Assignment => Your answer should be one number: the count of lines in these entries that hold the word "people".

Supplied records =>
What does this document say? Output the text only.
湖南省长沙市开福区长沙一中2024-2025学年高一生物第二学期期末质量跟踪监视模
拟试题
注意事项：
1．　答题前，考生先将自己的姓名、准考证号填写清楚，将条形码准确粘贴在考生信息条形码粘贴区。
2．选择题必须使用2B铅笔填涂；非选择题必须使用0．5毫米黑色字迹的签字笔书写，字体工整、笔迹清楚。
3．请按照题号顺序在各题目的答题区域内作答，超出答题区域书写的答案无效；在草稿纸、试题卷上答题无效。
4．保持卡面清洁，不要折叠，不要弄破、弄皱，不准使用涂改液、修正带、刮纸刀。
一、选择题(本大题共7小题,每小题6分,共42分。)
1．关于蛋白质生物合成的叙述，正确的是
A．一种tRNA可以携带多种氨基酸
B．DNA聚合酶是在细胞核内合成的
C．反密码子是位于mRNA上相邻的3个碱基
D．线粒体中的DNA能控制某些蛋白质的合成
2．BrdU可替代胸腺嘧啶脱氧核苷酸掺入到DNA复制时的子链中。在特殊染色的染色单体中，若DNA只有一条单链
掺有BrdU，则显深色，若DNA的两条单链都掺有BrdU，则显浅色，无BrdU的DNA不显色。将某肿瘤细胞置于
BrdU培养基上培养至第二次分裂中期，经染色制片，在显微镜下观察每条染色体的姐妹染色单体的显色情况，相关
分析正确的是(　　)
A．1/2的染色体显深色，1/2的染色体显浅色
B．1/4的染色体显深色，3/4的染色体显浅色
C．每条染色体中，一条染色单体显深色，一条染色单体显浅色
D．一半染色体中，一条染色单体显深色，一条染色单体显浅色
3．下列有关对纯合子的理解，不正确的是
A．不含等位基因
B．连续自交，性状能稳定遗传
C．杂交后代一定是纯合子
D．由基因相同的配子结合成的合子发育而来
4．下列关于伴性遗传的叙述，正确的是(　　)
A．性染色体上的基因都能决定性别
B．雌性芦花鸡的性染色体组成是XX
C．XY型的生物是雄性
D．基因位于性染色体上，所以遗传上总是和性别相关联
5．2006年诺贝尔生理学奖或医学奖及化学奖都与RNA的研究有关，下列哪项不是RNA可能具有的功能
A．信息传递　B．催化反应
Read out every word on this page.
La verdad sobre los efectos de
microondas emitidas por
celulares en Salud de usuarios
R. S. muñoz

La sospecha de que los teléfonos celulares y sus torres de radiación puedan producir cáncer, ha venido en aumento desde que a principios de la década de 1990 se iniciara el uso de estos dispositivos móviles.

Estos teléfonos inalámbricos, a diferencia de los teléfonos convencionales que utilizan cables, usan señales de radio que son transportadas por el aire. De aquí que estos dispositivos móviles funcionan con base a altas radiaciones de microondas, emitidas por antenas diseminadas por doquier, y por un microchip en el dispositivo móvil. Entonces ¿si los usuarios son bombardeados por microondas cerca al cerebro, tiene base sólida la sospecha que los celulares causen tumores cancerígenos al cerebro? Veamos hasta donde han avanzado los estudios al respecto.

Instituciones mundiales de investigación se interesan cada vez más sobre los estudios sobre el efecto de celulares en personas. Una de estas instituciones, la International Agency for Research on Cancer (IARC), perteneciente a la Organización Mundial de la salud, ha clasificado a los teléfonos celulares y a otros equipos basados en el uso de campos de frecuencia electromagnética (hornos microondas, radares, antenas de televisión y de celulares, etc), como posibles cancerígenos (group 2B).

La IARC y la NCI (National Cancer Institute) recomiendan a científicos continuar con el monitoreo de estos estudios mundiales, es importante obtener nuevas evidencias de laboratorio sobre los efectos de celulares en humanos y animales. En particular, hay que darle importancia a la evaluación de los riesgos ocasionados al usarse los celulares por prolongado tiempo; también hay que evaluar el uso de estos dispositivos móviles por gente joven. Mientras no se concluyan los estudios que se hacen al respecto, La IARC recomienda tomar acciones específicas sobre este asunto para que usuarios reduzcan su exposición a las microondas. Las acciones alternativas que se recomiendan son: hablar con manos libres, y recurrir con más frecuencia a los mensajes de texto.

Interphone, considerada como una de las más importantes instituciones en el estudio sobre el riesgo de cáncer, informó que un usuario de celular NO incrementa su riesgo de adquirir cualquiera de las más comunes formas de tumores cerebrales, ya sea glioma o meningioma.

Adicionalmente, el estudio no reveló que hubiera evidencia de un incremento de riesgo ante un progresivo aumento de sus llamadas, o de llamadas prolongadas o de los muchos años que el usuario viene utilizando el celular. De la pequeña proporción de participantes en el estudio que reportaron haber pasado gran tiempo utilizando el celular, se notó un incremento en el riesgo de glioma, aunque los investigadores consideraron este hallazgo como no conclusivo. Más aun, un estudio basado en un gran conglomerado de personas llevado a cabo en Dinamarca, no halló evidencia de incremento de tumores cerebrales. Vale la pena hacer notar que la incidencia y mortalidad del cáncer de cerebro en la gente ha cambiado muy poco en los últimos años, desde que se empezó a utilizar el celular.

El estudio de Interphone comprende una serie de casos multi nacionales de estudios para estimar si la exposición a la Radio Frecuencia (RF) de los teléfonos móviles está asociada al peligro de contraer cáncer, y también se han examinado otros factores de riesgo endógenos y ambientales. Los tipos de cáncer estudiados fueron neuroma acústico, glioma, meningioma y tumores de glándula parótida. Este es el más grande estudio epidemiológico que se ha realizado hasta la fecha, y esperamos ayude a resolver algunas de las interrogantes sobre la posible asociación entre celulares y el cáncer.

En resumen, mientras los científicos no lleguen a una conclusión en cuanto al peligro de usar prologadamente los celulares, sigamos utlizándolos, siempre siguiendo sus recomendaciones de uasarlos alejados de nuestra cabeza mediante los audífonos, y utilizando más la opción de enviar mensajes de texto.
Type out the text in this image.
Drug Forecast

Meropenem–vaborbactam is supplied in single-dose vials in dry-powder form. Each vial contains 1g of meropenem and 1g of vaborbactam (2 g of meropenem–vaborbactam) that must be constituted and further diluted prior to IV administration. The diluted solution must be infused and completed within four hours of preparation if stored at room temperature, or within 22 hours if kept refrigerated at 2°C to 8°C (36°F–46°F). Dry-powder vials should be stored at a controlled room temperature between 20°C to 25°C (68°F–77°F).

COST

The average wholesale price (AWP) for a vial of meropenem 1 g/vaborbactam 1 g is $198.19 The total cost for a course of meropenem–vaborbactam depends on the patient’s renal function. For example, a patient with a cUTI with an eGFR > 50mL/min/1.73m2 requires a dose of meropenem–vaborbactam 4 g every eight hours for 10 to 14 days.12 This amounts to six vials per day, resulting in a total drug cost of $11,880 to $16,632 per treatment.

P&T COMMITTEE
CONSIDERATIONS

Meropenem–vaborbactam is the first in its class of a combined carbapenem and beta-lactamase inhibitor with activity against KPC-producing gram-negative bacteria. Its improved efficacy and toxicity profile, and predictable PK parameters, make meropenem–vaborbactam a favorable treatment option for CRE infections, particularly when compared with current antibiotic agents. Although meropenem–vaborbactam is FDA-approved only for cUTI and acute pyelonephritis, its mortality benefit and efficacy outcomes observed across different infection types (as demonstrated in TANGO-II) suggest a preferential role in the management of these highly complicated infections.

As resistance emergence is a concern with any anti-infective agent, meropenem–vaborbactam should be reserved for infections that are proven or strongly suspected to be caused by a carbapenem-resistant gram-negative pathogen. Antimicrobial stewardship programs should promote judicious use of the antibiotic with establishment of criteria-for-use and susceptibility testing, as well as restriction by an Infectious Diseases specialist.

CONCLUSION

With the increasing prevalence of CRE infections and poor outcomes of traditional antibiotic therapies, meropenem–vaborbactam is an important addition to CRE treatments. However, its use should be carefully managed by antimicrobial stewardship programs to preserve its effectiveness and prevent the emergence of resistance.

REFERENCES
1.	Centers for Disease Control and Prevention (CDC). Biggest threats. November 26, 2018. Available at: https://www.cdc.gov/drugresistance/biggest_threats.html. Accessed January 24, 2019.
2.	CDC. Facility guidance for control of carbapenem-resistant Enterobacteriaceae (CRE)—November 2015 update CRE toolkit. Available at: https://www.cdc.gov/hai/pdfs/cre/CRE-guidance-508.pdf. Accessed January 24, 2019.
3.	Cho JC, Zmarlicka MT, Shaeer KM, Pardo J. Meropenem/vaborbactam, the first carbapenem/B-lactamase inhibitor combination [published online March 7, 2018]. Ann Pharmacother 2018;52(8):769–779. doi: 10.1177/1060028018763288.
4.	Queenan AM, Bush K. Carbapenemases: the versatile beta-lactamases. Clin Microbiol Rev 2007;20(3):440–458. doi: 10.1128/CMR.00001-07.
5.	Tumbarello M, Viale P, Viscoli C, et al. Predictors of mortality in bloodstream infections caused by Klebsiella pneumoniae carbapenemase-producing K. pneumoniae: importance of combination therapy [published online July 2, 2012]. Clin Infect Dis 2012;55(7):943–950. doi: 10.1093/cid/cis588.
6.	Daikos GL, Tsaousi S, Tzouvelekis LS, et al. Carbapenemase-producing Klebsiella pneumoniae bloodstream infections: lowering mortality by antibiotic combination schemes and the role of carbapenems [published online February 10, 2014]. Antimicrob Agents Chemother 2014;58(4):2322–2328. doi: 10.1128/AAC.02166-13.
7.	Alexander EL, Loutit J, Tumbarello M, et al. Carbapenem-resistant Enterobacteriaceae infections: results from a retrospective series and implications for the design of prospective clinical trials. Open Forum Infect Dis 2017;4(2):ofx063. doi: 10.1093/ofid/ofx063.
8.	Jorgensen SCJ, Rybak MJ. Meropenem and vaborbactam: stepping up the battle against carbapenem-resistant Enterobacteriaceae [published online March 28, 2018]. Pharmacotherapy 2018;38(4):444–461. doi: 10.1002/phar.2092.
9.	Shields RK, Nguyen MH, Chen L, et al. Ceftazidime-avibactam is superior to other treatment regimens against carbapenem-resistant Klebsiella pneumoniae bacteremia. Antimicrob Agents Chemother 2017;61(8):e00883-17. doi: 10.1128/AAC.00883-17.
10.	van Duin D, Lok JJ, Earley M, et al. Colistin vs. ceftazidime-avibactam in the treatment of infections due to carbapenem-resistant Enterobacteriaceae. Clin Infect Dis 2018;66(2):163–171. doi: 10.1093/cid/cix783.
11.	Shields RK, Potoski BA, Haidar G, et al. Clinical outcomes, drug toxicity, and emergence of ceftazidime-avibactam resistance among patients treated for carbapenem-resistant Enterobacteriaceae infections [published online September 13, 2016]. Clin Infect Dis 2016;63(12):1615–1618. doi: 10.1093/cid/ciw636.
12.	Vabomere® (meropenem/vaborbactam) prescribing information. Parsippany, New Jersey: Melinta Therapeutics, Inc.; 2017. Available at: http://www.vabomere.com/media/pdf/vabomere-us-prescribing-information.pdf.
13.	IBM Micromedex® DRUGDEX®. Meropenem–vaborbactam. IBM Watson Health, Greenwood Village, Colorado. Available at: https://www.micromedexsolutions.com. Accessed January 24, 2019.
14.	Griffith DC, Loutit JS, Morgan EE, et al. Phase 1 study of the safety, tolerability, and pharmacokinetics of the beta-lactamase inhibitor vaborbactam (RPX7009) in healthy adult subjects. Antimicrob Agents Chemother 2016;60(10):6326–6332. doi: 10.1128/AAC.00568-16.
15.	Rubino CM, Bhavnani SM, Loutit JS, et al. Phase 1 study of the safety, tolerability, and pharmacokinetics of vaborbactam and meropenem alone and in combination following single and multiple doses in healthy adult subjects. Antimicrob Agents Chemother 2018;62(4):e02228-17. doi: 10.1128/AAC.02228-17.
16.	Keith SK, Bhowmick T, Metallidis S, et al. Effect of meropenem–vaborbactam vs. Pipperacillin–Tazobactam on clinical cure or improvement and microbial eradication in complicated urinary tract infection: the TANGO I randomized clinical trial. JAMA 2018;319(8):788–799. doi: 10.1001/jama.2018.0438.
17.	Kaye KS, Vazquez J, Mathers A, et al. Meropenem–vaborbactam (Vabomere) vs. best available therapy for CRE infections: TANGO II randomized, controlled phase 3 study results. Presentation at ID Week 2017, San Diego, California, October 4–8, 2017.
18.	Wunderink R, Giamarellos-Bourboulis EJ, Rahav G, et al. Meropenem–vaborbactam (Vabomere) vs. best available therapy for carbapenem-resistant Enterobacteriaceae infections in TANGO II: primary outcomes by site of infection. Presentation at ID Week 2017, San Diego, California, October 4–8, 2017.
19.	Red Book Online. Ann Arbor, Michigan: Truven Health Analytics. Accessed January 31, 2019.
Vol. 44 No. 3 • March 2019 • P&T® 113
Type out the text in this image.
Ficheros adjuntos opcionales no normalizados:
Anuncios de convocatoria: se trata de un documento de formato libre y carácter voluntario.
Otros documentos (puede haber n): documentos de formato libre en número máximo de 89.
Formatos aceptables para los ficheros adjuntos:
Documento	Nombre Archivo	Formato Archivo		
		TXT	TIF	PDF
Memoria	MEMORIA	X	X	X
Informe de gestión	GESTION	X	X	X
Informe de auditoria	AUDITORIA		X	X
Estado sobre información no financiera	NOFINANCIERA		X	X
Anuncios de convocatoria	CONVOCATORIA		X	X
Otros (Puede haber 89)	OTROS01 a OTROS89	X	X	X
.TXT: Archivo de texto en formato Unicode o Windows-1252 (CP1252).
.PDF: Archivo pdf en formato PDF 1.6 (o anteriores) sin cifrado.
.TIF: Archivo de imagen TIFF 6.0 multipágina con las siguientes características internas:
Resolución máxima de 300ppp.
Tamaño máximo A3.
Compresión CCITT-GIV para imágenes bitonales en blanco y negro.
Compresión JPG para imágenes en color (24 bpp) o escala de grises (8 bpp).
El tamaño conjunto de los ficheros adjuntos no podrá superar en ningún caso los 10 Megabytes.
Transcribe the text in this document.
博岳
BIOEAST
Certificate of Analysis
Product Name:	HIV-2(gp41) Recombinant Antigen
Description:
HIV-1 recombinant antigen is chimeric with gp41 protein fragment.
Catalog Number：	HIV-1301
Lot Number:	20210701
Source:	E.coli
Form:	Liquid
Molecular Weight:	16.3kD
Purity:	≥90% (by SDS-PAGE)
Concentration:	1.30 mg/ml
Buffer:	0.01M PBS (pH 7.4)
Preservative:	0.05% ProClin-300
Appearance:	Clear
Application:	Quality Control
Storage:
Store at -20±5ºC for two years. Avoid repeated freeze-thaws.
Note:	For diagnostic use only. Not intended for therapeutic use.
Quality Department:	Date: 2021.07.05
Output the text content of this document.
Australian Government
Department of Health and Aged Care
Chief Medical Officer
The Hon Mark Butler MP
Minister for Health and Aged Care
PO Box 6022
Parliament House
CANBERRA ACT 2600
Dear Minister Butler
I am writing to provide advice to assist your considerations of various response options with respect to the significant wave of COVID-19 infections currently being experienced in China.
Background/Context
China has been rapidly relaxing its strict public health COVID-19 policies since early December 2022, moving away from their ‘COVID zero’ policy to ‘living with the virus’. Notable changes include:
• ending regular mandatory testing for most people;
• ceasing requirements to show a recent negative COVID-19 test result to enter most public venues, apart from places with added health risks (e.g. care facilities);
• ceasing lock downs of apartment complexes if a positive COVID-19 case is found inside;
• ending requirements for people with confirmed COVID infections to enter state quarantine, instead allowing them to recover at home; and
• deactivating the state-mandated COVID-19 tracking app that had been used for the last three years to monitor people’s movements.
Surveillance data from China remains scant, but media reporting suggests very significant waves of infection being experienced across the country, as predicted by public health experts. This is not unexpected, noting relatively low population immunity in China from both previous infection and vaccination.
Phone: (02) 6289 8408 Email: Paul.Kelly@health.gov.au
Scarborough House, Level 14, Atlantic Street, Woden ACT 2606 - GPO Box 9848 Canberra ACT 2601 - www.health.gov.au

Final answer => 3